■ Extrait du document
━━━━

Chaque Palestinien en est persuadé : l’armée israélienne veut « finir la Nakba »
Il est omniprésent, à travers le symbole de la clé, réveillé aujourd’hui. « Quand ma mère a quitté notre appartement, elle a fait exactement les mêmes gestes que ceux qui ont dû partir en 1948 : elle a fermé la porte à clé et elle a mis la clé dans son sac », relate Ashraf Amritti. Avec la crainte que, comme les clés de 1948, celles de 2023 deviennent le symbole de maisons perdues et d’un retour toujours espéré et jamais réalisé.

« La Nakba, pour moi, est vivante, elle est incarnée par mon grand-père. Il a 94 ans, il en avait 19 quand il a quitté son village, Herbiyya, que les Israéliens appellent aujourd’hui Zikim et qui est juste au nord de la bande de Gaza, affirme Nader al-Ghoul, la quarantaine, journaliste et universitaire spécialiste des institutions américaines, qui vit à Chicago, aux États-Unis. Toute sa vie, il nous a raconté combien sa vie était belle, à Herbiyya. Il y faisait le commerce du raisin et des figues, les vendait à Gaza. Après le déracinement, il a tenu une épicerie, mais il ne s’est jamais remis d’avoir perdu sa terre. Et en octobre, quand les Israéliens ont ordonné aux habitants du nord de la bande de Gaza de partir vers le sud, il a refusé de quitter la maison qu’il a construite dans le quartier de Cheikh Radwan. Il disait qu’il ne voulait pas vivre un déracinement une nouvelle fois. Il a fallu le forcer. »

━━━━

■ Consigne 1
Recopiez l'extrait sur la Nakba, depuis « Il est omniprésent, à » jusqu'à « et jamais réalisé. ».
■ Consigne 2
Dans l'extrait sur la Nakba, quel âge avait le grand-père de Nader al-Ghoul lorsqu'il a quitté son village, Herbiyya ?

[Données sur les éléments et les régions]
━━━━

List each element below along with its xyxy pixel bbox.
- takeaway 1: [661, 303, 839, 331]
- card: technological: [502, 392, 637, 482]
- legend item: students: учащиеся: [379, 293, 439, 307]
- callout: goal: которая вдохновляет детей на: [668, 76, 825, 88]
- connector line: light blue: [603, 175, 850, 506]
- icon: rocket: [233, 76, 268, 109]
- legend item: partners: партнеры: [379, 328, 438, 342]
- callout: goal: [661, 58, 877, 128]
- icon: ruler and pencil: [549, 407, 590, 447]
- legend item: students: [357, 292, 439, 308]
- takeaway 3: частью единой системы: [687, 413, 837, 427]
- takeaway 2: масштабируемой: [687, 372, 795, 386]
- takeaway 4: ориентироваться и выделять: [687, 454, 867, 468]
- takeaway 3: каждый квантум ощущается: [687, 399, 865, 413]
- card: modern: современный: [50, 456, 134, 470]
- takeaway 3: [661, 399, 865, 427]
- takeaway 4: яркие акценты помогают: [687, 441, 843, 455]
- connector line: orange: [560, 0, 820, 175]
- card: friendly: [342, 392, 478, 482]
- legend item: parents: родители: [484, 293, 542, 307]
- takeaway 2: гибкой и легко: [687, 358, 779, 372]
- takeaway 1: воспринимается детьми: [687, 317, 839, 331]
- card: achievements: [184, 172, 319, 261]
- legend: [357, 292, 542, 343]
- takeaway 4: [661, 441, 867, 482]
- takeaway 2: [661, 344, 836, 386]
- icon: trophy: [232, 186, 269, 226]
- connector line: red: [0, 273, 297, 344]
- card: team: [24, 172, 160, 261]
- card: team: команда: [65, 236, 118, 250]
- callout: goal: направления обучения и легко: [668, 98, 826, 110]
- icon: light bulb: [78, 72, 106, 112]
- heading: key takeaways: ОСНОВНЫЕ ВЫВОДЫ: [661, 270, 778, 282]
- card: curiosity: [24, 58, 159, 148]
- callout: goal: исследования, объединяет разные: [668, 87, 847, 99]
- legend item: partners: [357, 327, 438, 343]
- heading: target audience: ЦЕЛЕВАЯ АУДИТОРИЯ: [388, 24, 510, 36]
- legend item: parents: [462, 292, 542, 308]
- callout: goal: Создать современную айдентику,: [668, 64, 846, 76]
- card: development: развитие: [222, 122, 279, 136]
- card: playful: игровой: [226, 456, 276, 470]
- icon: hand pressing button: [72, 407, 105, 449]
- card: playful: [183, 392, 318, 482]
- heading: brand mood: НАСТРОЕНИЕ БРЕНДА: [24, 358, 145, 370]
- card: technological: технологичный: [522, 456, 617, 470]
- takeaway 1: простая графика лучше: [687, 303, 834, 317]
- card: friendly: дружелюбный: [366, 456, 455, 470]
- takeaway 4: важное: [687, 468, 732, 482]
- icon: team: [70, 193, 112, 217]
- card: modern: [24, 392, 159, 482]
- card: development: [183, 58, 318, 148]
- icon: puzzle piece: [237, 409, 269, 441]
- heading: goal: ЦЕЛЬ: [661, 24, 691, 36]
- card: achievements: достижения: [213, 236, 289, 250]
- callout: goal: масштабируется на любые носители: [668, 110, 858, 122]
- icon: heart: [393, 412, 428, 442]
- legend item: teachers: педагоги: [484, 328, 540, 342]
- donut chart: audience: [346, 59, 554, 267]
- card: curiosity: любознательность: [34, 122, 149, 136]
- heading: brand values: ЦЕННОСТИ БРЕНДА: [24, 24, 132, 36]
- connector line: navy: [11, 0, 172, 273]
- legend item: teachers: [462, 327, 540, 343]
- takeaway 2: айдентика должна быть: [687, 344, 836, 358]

━━━━

■ Réponse attendue 1
Il est omniprésent, à travers le symbole de la clé, réveillé aujourd’hui. « Quand ma mère a quitté notre appartement, elle a fait exactement les mêmes gestes que ceux qui ont dû partir en 1948 : elle a fermé la porte à clé et elle a mis la clé dans son sac », relate Ashraf Amritti. Avec la crainte que, comme les clés de 1948, celles de 2023 deviennent le symbole de maisons perdues et d’un retour toujours espéré et jamais réalisé.

■ Réponse attendue 2
Il avait 19 ans.